About this task: State how many lines of the records contain the string "hazard", and give no other information.

:: Available data ::

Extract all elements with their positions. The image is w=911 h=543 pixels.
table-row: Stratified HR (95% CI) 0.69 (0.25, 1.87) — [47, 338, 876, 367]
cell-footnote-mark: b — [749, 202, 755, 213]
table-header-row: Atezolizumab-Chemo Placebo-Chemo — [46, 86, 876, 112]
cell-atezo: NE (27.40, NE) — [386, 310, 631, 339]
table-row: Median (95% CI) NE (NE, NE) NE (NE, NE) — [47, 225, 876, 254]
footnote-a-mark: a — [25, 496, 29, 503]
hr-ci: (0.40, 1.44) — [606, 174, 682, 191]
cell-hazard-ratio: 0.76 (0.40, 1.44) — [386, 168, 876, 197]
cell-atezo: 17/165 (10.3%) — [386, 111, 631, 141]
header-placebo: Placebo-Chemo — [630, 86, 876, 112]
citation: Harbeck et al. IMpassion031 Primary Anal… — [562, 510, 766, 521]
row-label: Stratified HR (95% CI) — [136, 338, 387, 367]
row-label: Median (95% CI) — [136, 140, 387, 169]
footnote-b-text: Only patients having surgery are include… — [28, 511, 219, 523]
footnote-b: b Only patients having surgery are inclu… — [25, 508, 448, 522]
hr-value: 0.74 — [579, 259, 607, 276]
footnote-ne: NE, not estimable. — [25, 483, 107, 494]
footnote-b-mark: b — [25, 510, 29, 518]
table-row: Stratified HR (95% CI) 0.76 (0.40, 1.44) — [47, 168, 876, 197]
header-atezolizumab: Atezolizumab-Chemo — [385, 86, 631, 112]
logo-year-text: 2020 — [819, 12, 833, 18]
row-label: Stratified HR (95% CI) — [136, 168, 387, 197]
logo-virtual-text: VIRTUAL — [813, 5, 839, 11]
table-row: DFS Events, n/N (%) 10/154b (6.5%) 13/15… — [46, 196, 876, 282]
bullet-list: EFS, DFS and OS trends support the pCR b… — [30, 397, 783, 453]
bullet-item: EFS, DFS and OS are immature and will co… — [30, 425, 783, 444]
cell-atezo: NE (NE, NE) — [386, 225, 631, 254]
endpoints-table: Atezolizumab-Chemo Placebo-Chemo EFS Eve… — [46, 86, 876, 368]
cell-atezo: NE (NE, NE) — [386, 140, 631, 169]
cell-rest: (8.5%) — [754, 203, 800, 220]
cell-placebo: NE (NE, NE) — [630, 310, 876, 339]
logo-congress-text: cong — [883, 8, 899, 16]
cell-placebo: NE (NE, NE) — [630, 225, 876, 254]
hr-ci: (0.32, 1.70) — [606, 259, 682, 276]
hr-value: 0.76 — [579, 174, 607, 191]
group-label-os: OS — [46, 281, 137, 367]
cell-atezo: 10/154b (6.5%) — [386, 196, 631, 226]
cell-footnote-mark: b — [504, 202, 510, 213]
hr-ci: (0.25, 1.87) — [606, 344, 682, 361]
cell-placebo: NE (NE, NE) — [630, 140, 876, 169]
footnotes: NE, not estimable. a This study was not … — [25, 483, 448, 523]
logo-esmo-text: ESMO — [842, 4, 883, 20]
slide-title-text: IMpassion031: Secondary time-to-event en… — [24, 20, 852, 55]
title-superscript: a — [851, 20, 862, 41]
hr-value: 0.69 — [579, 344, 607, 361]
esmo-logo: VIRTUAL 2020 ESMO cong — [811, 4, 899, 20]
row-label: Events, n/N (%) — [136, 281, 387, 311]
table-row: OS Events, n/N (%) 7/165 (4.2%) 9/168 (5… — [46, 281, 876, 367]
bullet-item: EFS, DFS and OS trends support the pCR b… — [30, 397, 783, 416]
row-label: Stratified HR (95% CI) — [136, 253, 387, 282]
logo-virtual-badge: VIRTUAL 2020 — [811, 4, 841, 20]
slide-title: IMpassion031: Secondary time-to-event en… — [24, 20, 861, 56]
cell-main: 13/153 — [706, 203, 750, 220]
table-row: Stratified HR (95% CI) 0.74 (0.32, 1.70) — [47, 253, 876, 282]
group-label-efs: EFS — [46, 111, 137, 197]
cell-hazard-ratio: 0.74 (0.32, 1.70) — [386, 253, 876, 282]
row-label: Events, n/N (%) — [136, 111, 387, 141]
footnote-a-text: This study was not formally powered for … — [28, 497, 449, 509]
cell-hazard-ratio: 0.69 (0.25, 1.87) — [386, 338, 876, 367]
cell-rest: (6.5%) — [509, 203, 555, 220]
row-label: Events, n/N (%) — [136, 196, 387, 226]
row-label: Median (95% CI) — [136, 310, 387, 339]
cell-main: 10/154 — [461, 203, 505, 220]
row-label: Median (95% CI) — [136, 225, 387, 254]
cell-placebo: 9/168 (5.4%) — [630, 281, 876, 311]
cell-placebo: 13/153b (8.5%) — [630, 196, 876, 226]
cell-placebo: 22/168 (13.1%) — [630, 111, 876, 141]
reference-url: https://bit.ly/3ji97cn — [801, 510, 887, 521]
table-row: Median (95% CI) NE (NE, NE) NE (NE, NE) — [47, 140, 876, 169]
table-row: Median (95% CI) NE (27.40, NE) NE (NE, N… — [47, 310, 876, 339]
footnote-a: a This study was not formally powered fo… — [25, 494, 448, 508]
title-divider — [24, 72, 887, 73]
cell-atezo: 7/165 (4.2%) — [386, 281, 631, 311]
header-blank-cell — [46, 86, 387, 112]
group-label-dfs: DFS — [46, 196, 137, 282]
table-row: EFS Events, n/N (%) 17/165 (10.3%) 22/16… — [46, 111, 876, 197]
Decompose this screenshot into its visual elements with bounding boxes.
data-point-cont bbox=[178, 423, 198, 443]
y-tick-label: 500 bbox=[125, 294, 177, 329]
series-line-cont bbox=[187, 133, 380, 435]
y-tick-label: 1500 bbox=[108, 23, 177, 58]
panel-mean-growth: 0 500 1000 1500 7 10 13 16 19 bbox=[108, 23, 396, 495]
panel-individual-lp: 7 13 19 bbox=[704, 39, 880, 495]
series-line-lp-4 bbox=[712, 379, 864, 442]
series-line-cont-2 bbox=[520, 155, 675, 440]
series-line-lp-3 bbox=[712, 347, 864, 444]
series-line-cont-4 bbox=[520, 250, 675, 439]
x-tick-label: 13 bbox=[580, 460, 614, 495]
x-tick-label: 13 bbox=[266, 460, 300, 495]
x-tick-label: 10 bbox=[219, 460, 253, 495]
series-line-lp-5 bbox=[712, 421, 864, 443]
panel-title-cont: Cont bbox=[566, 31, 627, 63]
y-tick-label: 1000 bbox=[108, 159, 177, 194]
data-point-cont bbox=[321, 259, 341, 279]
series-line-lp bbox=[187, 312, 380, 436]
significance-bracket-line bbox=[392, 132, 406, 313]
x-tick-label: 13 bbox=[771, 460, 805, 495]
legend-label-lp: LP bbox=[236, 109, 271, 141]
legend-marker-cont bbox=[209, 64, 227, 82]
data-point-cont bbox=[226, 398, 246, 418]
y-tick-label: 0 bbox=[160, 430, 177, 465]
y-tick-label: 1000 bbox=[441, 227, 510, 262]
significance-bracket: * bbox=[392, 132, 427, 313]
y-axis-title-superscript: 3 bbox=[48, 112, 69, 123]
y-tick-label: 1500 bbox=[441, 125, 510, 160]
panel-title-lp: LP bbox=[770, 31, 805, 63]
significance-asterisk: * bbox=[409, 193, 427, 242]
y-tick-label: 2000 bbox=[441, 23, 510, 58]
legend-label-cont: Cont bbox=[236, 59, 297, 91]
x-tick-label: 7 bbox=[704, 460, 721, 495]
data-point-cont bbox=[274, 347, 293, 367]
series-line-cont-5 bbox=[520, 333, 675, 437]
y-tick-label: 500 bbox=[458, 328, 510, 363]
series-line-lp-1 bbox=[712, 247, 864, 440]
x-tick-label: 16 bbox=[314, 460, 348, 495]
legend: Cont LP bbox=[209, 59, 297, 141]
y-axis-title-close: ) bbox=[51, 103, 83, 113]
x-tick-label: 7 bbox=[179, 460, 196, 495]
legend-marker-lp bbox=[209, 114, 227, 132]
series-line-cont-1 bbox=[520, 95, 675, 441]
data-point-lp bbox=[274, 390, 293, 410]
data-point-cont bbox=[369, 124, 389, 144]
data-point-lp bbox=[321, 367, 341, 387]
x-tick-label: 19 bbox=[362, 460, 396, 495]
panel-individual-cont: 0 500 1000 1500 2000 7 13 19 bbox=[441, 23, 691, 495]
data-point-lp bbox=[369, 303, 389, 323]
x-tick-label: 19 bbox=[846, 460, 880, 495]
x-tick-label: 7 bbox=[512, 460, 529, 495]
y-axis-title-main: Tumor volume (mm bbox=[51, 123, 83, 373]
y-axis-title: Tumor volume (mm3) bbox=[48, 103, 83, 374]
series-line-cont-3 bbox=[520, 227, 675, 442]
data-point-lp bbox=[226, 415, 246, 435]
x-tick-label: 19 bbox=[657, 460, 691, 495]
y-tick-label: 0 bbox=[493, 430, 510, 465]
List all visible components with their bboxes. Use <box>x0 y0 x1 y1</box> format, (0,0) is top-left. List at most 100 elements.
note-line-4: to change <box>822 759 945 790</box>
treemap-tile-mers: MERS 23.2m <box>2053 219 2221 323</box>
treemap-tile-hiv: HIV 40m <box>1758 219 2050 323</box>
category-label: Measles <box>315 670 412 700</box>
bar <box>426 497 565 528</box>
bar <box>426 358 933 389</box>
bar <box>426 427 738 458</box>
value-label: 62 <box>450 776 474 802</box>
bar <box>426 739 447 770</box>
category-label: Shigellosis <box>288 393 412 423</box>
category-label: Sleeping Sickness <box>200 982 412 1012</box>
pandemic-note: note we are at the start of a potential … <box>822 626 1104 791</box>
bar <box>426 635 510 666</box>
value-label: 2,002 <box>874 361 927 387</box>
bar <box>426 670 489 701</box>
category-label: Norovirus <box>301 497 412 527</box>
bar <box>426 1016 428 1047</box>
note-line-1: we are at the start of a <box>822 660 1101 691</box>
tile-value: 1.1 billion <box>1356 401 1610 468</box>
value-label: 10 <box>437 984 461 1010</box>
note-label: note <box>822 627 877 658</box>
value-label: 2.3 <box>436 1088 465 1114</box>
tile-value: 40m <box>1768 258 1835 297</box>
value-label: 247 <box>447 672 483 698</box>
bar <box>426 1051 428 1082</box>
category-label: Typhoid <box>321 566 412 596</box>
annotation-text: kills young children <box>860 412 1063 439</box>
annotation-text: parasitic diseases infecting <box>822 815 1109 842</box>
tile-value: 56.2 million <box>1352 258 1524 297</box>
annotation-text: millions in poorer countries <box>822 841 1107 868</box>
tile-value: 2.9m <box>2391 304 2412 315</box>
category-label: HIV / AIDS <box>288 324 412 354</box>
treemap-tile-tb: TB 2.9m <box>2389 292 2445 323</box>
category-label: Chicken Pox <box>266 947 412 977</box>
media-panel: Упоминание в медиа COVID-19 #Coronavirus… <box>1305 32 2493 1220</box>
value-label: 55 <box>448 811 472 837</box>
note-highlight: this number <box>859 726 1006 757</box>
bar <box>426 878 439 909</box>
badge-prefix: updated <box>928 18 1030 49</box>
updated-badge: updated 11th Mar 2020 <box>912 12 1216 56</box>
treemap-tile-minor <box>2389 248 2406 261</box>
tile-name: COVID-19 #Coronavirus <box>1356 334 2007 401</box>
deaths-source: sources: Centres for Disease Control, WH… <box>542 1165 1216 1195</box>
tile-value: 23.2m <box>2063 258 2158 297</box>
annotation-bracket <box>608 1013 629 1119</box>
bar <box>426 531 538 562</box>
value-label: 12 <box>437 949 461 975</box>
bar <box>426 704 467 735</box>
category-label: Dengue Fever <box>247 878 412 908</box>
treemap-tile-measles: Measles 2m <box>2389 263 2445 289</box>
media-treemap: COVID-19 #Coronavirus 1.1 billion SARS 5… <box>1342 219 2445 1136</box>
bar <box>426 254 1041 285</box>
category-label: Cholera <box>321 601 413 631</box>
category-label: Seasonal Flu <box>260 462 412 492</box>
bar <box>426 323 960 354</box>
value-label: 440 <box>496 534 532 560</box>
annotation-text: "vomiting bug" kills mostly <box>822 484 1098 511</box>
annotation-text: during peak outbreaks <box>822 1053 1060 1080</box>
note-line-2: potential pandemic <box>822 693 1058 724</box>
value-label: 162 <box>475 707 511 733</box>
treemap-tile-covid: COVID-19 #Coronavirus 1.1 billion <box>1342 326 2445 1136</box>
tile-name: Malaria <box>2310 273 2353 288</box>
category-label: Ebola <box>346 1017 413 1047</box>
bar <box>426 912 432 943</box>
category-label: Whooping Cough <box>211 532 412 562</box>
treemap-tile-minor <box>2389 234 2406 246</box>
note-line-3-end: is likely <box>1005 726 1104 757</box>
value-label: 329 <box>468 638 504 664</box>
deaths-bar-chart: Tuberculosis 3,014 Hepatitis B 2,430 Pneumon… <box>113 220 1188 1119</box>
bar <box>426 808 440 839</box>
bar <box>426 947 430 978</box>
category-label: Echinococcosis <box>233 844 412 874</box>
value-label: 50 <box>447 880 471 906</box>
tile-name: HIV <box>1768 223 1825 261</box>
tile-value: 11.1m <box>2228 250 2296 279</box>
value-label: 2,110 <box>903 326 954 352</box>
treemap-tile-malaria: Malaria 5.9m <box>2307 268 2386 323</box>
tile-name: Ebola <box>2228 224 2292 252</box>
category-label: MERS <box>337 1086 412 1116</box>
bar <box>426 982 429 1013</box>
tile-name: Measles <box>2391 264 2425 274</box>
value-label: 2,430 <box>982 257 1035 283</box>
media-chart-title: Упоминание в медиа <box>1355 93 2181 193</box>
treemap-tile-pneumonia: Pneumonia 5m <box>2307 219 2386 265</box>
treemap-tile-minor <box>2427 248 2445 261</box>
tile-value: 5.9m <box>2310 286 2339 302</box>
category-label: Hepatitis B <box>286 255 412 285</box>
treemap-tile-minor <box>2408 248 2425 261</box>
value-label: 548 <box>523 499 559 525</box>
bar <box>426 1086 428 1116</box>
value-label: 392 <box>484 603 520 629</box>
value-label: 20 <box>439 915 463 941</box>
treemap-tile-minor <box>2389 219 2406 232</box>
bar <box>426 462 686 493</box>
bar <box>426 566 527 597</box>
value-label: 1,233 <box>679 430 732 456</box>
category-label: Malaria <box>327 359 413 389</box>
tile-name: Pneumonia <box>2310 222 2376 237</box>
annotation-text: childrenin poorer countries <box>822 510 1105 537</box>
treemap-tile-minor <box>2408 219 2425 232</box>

:::

Answer for this exercise: 3